▶ _Dataset entries_:
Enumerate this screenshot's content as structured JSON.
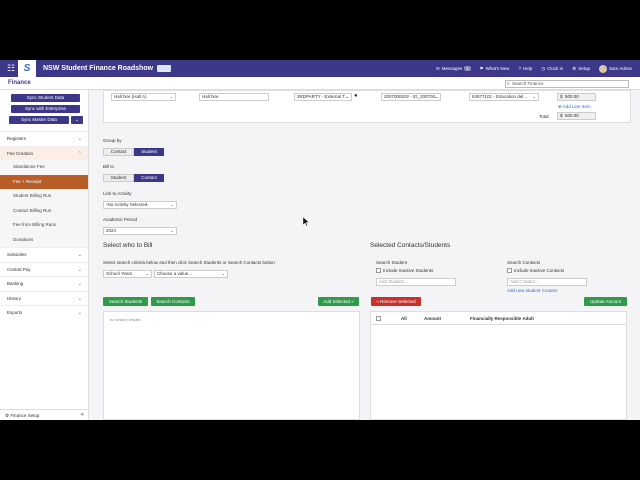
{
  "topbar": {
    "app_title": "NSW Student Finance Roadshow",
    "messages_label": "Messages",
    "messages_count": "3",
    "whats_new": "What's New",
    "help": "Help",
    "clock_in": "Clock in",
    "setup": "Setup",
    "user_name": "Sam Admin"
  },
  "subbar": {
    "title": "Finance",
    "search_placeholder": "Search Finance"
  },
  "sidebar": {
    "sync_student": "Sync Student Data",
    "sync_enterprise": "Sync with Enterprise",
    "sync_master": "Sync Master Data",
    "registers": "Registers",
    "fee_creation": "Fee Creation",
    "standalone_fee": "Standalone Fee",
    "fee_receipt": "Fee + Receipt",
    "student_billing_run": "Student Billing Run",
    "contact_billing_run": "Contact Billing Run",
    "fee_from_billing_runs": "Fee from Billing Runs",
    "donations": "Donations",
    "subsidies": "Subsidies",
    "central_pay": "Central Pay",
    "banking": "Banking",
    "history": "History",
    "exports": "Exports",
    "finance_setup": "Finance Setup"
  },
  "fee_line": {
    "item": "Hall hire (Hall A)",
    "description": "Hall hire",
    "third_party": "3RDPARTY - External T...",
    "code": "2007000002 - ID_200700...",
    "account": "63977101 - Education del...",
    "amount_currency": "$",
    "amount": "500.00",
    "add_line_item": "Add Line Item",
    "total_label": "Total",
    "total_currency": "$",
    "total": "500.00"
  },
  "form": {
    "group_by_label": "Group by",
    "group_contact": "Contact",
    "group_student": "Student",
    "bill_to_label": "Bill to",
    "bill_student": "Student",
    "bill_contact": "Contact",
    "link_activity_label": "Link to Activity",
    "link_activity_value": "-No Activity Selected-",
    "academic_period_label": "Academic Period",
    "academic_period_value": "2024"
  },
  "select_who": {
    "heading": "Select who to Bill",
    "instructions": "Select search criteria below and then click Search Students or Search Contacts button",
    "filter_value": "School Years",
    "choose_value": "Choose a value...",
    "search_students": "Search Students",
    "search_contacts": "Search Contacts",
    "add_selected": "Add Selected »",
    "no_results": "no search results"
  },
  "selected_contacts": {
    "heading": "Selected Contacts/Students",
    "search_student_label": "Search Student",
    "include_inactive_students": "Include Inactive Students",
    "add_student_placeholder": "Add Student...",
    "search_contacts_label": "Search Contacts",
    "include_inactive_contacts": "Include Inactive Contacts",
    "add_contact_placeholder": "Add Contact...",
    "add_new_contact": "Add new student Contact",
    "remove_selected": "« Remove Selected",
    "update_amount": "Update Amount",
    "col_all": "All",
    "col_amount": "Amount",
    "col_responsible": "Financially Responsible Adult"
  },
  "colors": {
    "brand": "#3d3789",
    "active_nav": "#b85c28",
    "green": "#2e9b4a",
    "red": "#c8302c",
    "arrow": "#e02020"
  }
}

▶ _Set exercise_: Which lines above contain "Include"? Show each of them.

▶ _Problem solution_:
    "include_inactive_students": "Include Inactive Students",
    "include_inactive_contacts": "Include Inactive Contacts",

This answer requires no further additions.